Objective - Find each line with the word "Engineering" and copy it.

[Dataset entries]
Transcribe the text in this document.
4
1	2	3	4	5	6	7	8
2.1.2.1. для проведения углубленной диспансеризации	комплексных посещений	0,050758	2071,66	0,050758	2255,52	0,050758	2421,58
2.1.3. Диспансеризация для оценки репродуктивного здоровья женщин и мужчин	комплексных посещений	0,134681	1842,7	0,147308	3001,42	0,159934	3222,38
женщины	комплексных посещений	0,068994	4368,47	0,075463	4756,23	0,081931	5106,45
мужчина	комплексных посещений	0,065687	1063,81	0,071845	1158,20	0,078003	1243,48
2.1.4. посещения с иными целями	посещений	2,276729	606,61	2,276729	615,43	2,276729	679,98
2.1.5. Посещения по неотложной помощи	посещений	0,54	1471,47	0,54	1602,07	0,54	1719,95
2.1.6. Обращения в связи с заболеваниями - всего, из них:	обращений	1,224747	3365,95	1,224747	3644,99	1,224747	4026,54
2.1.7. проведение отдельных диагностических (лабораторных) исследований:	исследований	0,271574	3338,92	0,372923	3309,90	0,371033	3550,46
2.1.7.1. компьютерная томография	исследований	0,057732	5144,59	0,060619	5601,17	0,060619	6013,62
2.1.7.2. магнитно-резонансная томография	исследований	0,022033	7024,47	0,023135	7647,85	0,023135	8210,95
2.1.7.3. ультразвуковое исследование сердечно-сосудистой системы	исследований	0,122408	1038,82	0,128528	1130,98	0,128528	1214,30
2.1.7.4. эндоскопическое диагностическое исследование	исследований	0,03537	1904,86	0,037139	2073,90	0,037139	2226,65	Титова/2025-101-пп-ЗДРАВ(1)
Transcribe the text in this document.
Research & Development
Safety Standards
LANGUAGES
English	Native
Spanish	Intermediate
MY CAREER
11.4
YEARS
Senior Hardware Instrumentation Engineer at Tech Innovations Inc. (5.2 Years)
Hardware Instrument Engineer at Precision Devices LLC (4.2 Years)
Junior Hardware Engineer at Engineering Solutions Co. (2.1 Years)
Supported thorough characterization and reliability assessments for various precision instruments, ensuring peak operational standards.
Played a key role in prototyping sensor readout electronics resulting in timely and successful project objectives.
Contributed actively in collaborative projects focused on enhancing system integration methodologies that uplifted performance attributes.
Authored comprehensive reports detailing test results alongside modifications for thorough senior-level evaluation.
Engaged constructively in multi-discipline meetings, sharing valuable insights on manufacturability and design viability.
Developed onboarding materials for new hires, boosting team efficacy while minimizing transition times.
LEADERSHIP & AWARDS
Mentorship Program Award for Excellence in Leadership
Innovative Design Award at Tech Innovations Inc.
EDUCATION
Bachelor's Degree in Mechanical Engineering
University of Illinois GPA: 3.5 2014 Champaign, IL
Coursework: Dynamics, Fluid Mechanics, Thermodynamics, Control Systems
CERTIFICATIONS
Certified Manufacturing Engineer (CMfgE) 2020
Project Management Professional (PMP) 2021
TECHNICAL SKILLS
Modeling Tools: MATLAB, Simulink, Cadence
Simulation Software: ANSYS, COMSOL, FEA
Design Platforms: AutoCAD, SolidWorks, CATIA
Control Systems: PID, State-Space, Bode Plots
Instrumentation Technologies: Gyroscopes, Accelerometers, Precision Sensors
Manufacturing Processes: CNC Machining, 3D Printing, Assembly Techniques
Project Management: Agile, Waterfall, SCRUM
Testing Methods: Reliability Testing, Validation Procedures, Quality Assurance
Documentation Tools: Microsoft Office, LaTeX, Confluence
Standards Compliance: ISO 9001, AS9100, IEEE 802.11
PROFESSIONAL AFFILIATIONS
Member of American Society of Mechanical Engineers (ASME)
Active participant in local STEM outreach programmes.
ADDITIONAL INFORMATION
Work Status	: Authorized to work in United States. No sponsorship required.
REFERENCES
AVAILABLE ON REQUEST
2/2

Complete output -
Junior Hardware Engineer at Engineering Solutions Co. (2.1 Years)
Bachelor's Degree in Mechanical Engineering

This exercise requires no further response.